WHAT YOU SHOULD DO: Copy all lines of the listing that include the string "Valor".

MATERIAL FOR THIS TASK:
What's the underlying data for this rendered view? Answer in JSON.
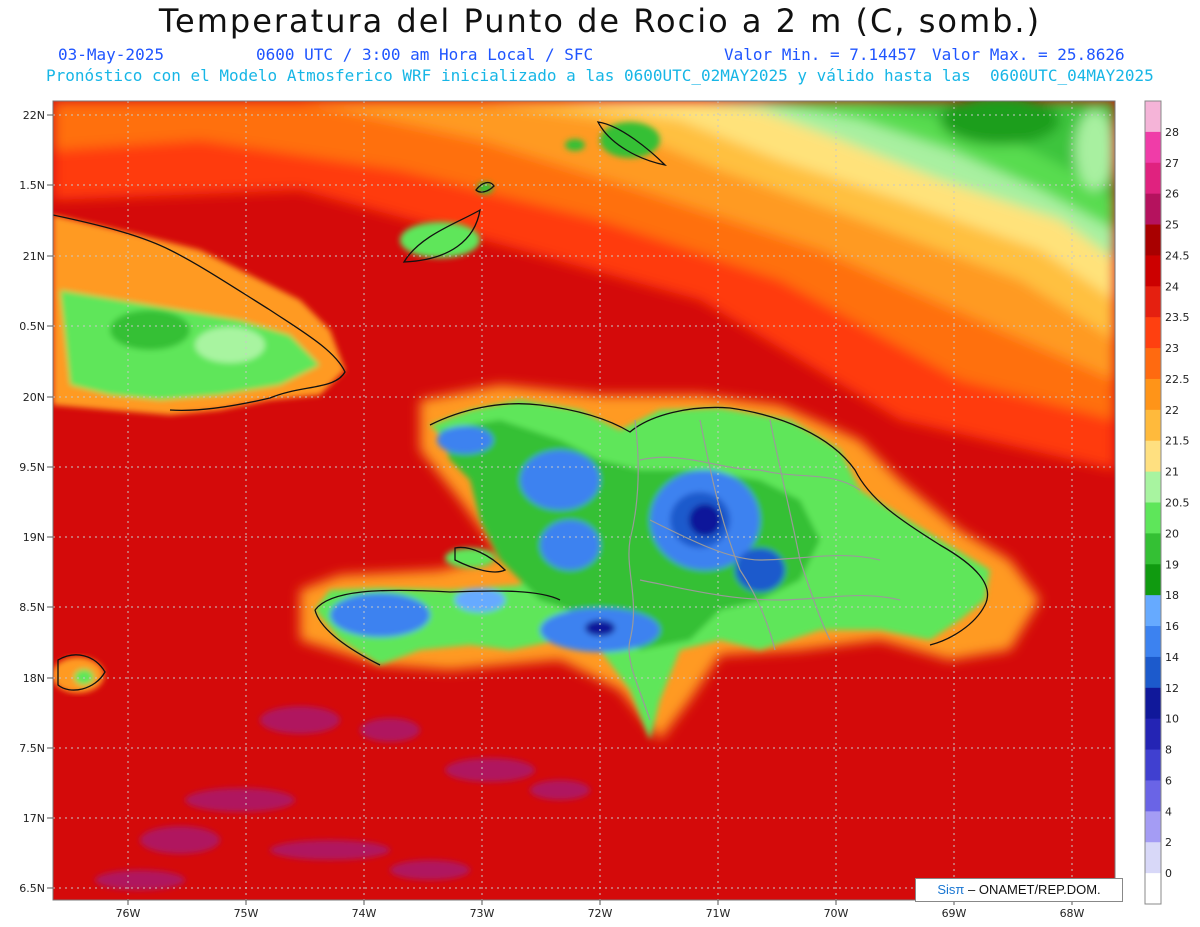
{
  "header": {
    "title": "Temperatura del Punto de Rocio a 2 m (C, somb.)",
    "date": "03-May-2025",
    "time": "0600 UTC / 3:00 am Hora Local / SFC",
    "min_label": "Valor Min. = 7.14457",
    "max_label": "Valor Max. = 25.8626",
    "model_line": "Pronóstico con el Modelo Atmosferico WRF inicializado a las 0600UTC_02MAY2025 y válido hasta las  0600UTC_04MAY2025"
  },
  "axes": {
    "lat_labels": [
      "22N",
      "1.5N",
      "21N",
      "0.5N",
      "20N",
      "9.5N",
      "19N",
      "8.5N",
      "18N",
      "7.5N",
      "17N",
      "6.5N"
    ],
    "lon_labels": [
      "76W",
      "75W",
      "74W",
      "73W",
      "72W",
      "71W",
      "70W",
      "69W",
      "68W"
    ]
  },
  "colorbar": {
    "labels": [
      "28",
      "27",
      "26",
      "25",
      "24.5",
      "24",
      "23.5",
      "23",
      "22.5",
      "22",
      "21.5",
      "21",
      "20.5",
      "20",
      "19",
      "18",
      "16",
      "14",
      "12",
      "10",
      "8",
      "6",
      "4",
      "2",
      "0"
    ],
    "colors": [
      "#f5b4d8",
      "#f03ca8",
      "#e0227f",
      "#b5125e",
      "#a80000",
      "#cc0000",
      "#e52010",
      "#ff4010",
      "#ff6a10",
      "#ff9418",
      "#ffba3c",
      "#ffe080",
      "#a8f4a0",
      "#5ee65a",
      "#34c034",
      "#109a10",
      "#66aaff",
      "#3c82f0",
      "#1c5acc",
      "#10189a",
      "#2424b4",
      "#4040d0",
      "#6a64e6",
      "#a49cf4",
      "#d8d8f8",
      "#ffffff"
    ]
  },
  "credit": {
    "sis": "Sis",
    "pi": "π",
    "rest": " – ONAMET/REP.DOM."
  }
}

EXERCISE RESPONSE:
    "min_label": "Valor Min. = 7.14457",
    "max_label": "Valor Max. = 25.8626",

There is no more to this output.